## begin DATASET RECORDS

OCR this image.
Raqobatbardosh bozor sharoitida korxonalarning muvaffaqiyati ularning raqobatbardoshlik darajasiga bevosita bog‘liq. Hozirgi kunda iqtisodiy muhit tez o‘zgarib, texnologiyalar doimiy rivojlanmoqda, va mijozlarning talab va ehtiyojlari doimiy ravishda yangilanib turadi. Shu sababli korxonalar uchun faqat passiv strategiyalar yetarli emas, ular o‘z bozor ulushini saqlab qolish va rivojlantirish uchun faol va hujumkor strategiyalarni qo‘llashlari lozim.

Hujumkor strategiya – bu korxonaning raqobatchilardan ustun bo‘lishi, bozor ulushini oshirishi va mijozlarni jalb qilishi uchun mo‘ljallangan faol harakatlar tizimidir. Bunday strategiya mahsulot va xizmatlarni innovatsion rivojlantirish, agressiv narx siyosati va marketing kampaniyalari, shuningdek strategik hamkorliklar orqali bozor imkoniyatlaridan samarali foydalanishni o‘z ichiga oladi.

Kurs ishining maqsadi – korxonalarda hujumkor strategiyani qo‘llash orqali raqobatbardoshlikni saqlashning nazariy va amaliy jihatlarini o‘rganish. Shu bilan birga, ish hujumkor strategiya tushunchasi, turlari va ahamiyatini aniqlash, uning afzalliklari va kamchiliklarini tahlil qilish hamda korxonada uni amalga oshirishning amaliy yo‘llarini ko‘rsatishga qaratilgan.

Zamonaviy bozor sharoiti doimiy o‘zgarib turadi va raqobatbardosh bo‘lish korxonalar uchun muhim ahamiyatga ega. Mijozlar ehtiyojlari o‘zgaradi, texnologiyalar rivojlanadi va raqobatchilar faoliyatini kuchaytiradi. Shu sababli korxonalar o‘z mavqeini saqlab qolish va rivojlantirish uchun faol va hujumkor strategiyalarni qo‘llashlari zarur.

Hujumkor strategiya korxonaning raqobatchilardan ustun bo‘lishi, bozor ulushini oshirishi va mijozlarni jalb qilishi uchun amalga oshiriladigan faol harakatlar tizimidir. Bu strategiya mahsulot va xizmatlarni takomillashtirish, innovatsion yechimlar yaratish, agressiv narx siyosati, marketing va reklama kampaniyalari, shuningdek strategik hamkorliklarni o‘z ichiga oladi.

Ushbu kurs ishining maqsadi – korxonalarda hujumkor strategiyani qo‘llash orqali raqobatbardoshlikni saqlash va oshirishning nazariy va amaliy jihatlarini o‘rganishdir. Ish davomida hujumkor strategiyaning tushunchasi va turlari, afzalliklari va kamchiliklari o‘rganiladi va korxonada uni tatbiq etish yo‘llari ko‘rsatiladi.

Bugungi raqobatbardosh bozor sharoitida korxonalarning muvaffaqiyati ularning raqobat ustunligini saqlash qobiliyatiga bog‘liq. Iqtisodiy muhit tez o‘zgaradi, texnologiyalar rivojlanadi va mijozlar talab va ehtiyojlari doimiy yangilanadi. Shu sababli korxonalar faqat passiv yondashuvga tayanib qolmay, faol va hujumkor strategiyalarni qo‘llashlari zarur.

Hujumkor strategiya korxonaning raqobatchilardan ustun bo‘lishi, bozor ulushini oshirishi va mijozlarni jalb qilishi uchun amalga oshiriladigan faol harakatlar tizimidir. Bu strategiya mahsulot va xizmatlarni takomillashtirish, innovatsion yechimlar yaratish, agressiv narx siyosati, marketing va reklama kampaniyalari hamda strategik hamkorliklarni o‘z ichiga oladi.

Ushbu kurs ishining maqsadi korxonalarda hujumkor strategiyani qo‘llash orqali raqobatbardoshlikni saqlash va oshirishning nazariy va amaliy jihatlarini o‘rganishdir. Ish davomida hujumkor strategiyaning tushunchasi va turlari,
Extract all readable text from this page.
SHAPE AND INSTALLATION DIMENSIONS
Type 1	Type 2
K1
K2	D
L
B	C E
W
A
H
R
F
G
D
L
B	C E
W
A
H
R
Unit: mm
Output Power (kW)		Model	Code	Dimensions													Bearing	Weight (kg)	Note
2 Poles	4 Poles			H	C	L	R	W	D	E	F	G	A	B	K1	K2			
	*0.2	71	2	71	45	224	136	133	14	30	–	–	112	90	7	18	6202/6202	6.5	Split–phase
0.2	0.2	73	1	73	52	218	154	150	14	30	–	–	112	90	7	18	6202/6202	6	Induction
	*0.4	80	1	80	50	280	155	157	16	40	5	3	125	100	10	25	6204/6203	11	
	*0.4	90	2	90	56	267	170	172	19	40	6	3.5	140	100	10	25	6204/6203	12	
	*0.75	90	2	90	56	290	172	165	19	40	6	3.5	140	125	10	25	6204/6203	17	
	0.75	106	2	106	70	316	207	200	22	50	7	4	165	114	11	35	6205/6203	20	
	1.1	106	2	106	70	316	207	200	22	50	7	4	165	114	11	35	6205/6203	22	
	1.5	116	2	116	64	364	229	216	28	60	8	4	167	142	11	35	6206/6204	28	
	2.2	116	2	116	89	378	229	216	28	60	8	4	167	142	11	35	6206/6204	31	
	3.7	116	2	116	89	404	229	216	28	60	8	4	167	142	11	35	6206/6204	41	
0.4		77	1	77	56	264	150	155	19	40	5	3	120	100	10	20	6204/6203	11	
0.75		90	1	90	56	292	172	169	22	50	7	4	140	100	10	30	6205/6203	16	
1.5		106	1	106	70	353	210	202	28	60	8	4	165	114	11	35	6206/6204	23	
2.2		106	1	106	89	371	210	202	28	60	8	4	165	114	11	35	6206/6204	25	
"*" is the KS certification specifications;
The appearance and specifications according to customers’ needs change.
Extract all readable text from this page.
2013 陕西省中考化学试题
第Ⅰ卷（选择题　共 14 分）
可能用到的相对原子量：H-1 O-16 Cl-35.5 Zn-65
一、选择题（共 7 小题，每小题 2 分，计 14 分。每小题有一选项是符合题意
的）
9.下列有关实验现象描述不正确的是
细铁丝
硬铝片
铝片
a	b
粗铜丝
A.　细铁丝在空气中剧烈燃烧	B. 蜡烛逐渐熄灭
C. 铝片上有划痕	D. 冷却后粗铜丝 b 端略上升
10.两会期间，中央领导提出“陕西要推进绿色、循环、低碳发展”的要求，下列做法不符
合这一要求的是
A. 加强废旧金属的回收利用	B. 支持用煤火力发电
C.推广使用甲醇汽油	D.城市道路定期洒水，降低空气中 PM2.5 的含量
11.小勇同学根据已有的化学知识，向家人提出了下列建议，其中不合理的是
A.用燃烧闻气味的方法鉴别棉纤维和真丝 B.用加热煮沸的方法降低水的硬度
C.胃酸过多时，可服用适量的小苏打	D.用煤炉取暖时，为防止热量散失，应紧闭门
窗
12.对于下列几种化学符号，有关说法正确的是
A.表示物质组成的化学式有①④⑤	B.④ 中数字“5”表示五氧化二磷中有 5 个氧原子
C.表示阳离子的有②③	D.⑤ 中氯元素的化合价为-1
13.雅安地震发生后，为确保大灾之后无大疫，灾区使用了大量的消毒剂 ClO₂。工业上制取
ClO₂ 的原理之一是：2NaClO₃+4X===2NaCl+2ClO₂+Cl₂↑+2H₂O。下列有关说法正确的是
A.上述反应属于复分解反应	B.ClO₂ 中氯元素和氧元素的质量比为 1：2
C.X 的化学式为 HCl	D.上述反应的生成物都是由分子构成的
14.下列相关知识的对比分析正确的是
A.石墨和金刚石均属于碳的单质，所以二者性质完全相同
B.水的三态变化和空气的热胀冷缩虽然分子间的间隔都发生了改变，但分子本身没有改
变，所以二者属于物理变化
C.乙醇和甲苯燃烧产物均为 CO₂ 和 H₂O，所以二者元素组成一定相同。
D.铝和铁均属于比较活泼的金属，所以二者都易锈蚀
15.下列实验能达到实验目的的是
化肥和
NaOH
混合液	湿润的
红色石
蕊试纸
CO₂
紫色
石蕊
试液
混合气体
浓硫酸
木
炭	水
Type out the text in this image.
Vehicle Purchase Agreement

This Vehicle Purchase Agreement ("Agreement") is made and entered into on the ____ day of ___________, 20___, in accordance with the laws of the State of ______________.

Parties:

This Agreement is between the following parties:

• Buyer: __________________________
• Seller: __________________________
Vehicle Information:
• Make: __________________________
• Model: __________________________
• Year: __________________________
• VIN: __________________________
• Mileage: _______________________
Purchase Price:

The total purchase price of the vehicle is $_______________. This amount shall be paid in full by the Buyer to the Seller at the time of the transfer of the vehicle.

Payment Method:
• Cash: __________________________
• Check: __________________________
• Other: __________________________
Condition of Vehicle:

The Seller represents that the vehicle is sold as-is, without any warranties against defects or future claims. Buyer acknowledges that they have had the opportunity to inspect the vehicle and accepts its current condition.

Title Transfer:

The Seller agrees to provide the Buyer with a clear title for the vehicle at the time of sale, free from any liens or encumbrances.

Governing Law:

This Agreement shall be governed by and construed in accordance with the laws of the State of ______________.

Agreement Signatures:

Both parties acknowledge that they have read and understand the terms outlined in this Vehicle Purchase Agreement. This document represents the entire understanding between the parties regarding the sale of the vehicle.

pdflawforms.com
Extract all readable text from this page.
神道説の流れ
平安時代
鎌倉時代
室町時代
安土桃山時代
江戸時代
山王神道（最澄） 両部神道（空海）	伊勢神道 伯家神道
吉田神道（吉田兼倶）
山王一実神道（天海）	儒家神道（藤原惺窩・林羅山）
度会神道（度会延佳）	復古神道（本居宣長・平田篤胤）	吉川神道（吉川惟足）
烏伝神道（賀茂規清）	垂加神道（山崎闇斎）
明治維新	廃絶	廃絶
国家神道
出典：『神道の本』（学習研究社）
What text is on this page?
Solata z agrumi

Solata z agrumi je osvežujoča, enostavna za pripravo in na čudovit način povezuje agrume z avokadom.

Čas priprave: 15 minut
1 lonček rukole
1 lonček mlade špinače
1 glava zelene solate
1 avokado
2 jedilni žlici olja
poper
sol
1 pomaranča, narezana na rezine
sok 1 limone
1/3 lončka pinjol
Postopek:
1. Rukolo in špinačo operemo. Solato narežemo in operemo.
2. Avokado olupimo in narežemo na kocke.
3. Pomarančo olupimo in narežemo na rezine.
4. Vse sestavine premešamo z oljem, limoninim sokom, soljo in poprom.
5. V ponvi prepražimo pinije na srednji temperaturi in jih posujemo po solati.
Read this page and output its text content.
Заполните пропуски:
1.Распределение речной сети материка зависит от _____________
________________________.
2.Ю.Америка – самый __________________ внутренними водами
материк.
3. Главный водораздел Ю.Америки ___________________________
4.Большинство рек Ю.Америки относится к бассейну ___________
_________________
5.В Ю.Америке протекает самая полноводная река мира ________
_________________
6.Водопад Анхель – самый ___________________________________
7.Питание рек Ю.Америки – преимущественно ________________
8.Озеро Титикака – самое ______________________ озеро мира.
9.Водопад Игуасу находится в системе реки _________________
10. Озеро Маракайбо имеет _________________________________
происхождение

## end DATASET RECORDS

[DIRECTIVE] Every line in the data that holds "мира" should be copied out.

[OUTPUT BELOW]
5.В Ю.Америке протекает самая полноводная река мира ________
8.Озеро Титикака – самое ______________________ озеро мира.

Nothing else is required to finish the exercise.